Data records
────

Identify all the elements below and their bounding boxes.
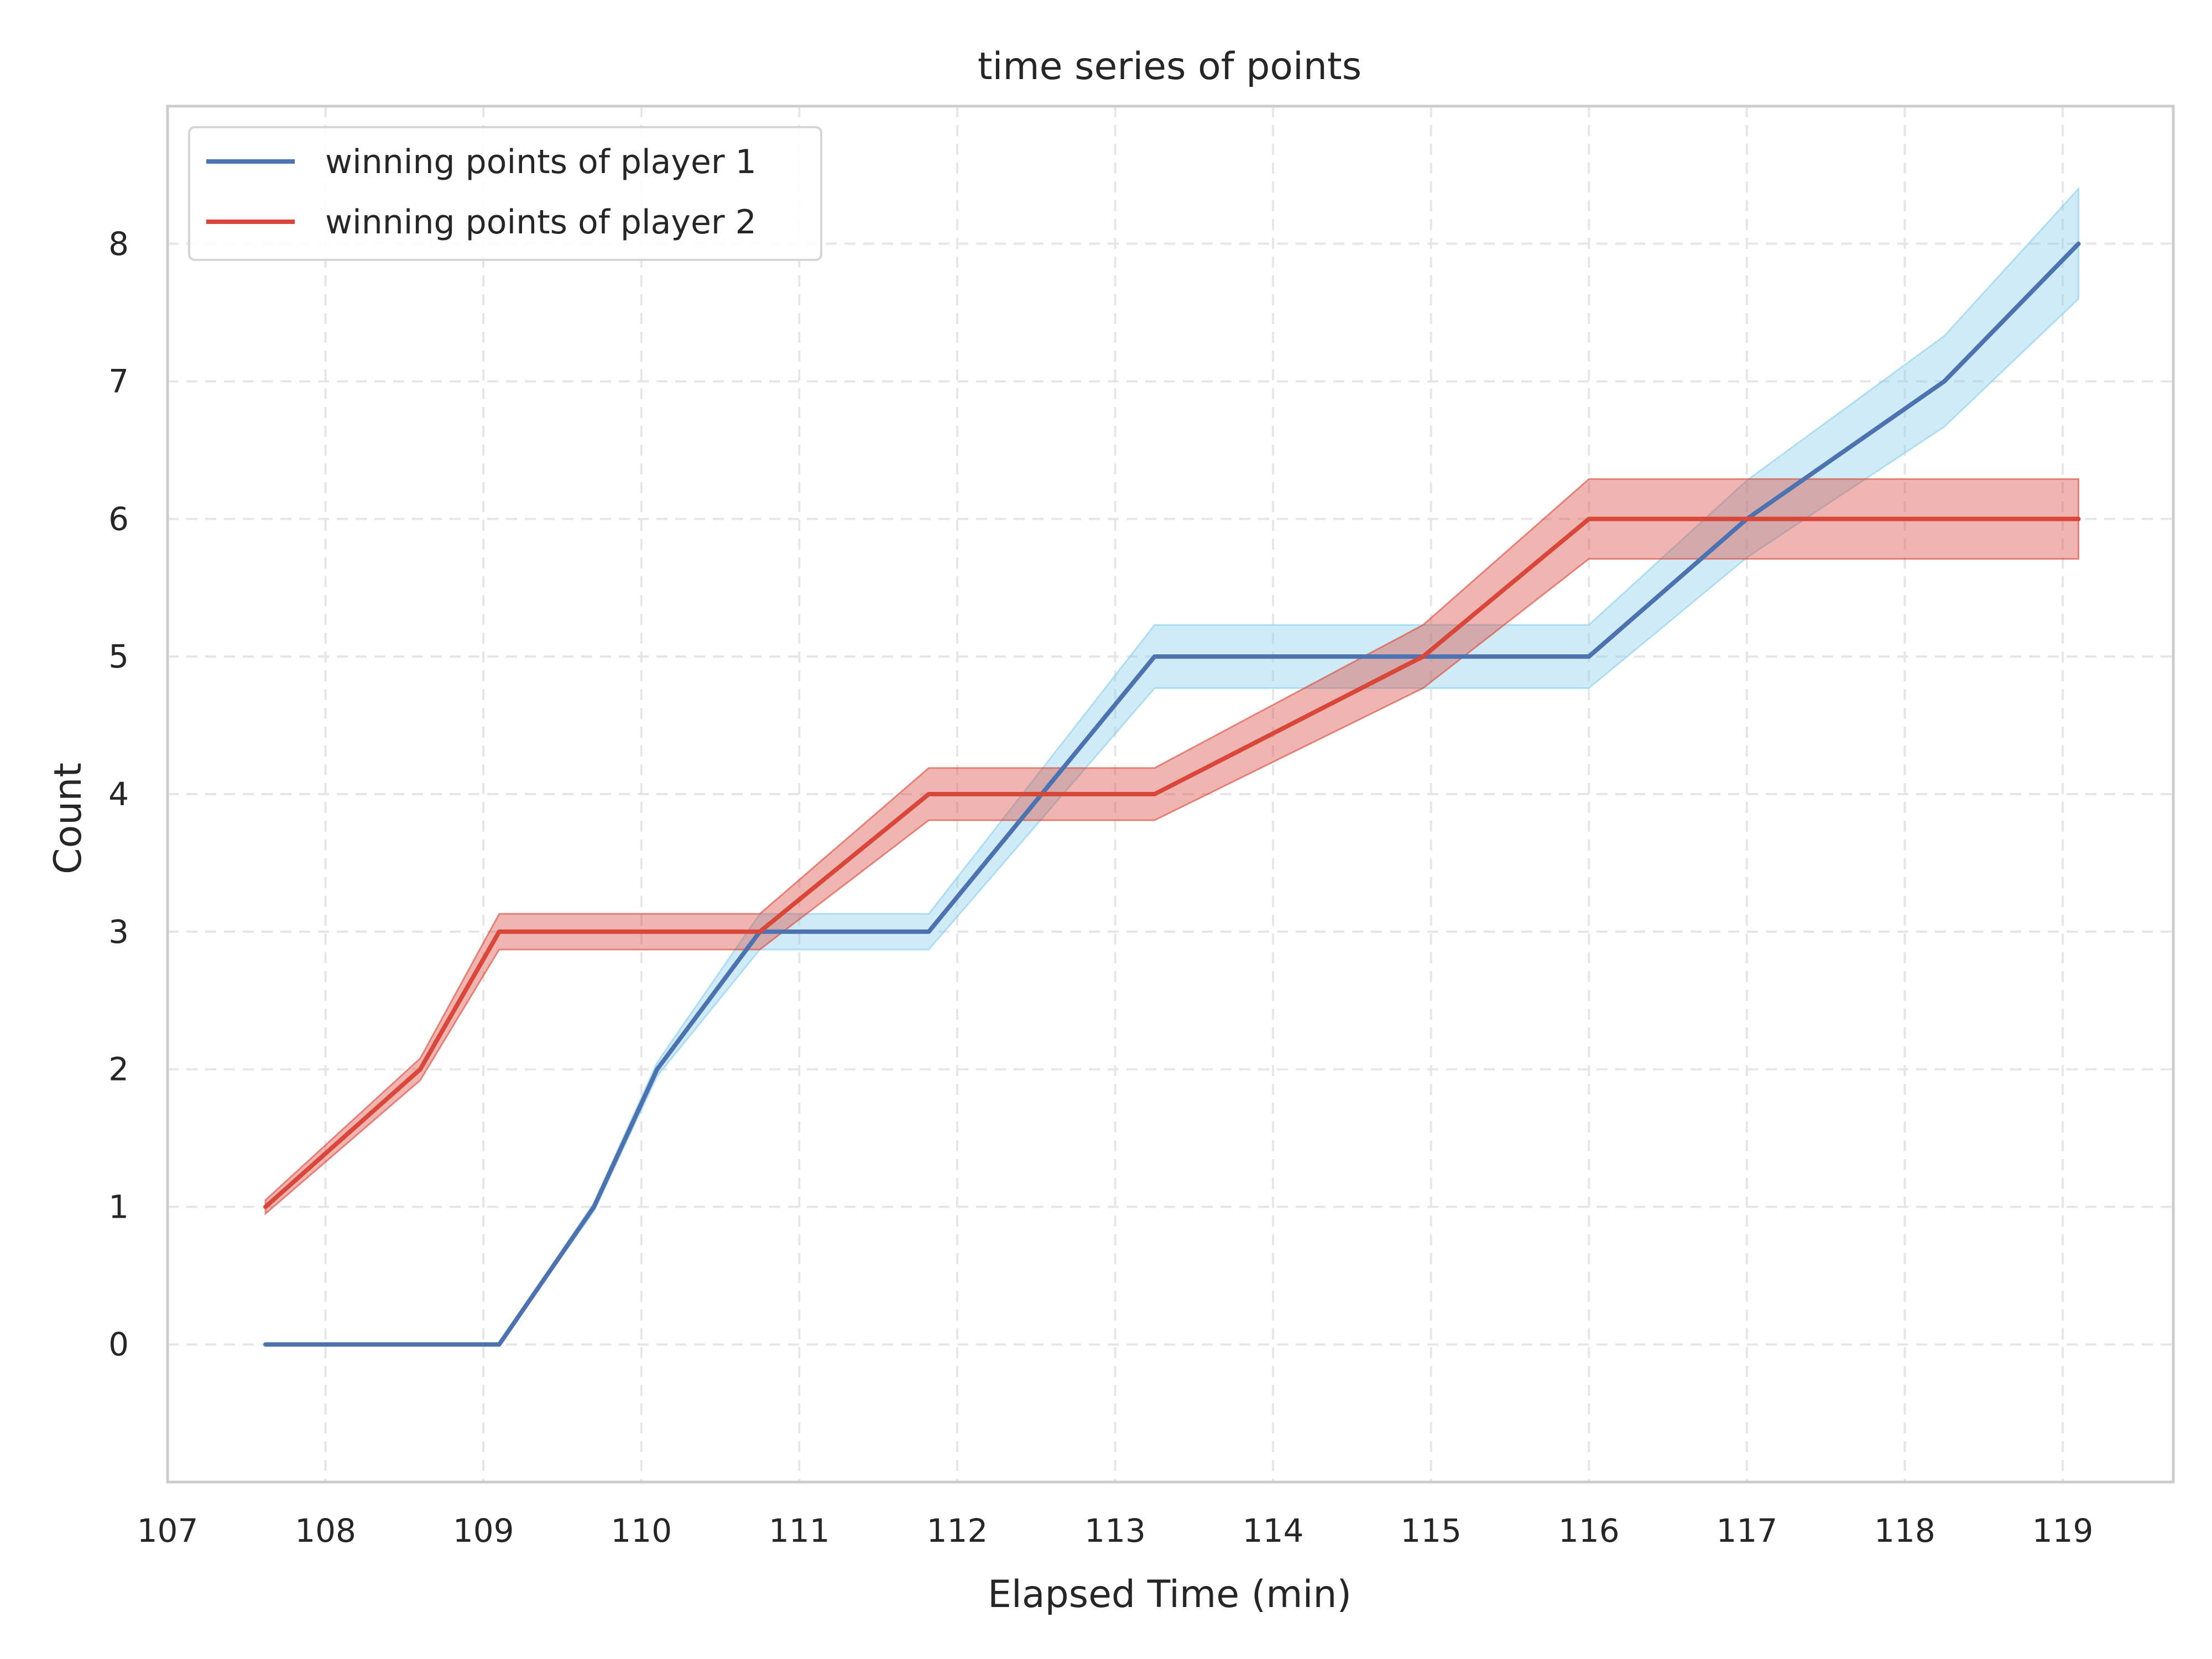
x-tick-label-108: 108 [295, 1512, 356, 1550]
confidence-bands [264, 186, 2080, 1345]
y-axis-title: Count [46, 763, 90, 874]
x-tick-label-112: 112 [927, 1512, 988, 1550]
y-tick-label-2: 2 [108, 1051, 129, 1088]
y-tick-label-5: 5 [108, 638, 129, 675]
x-tick-label-110: 110 [611, 1512, 672, 1550]
chart-title: time series of points [978, 45, 1361, 88]
x-tick-label-114: 114 [1243, 1512, 1304, 1550]
plot-area-frame [166, 105, 2175, 1484]
y-tick-label-0: 0 [108, 1326, 129, 1363]
series-lines [263, 241, 2081, 1347]
legend-box [188, 126, 822, 261]
y-tick-label-4: 4 [108, 775, 129, 813]
legend: winning points of player 1 winning point… [188, 126, 822, 261]
x-axis-title: Elapsed Time (min) [988, 1573, 1352, 1616]
legend-label-player-1: winning points of player 1 [325, 143, 757, 181]
y-tick-label-6: 6 [108, 500, 129, 538]
x-tick-label-118: 118 [1874, 1512, 1936, 1550]
x-tick-label-111: 111 [769, 1512, 830, 1550]
x-tick-label-113: 113 [1084, 1512, 1146, 1550]
confidence-band-player-2 [264, 478, 2080, 1216]
y-tick-label-1: 1 [108, 1188, 129, 1225]
x-tick-label-117: 117 [1717, 1512, 1778, 1550]
x-tick-labels: 107 108 109 110 111 112 113 114 115 116 117 118 119 [137, 1512, 2094, 1550]
legend-label-player-2: winning points of player 2 [325, 203, 757, 242]
series-line-player-2 [263, 517, 2081, 1209]
x-tick-label-119: 119 [2032, 1512, 2094, 1550]
x-tick-label-115: 115 [1400, 1512, 1462, 1550]
x-tick-label-107: 107 [137, 1512, 199, 1550]
x-tick-label-109: 109 [453, 1512, 514, 1550]
y-tick-label-3: 3 [108, 913, 129, 951]
y-tick-label-8: 8 [108, 225, 129, 263]
x-tick-label-116: 116 [1558, 1512, 1620, 1550]
y-tick-labels: 0 1 2 3 4 5 6 7 8 [108, 225, 129, 1363]
y-tick-label-7: 7 [108, 363, 129, 400]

────

(Task to complete): Rewrite the data records with "winning points" changed to "points won" everywhere, keeping everything else the same, and leave out the pictures.

(Worked solution):
Identify all the elements below and their bounding boxes.
x-tick-label-108: 108 [295, 1512, 356, 1550]
confidence-bands [264, 186, 2080, 1345]
y-axis-title: Count [46, 763, 90, 874]
x-tick-label-112: 112 [927, 1512, 988, 1550]
y-tick-label-2: 2 [108, 1051, 129, 1088]
y-tick-label-5: 5 [108, 638, 129, 675]
x-tick-label-110: 110 [611, 1512, 672, 1550]
chart-title: time series of points [978, 45, 1361, 88]
x-tick-label-114: 114 [1243, 1512, 1304, 1550]
plot-area-frame [166, 105, 2175, 1484]
y-tick-label-0: 0 [108, 1326, 129, 1363]
series-lines [263, 241, 2081, 1347]
legend-box [188, 126, 822, 261]
y-tick-label-4: 4 [108, 775, 129, 813]
legend: points won of player 1 winning point… [188, 126, 822, 261]
x-axis-title: Elapsed Time (min) [988, 1573, 1352, 1616]
legend-label-player-1: points won of player 1 [325, 143, 757, 181]
y-tick-label-6: 6 [108, 500, 129, 538]
x-tick-label-118: 118 [1874, 1512, 1936, 1550]
x-tick-label-111: 111 [769, 1512, 830, 1550]
x-tick-label-113: 113 [1084, 1512, 1146, 1550]
confidence-band-player-2 [264, 478, 2080, 1216]
y-tick-label-1: 1 [108, 1188, 129, 1225]
x-tick-label-117: 117 [1717, 1512, 1778, 1550]
x-tick-labels: 107 108 109 110 111 112 113 114 115 116 117 118 119 [137, 1512, 2094, 1550]
legend-label-player-2: points won of player 2 [325, 203, 757, 242]
series-line-player-2 [263, 517, 2081, 1209]
x-tick-label-119: 119 [2032, 1512, 2094, 1550]
x-tick-label-115: 115 [1400, 1512, 1462, 1550]
x-tick-label-107: 107 [137, 1512, 199, 1550]
x-tick-label-109: 109 [453, 1512, 514, 1550]
y-tick-label-3: 3 [108, 913, 129, 951]
y-tick-label-8: 8 [108, 225, 129, 263]
x-tick-label-116: 116 [1558, 1512, 1620, 1550]
y-tick-labels: 0 1 2 3 4 5 6 7 8 [108, 225, 129, 1363]
y-tick-label-7: 7 [108, 363, 129, 400]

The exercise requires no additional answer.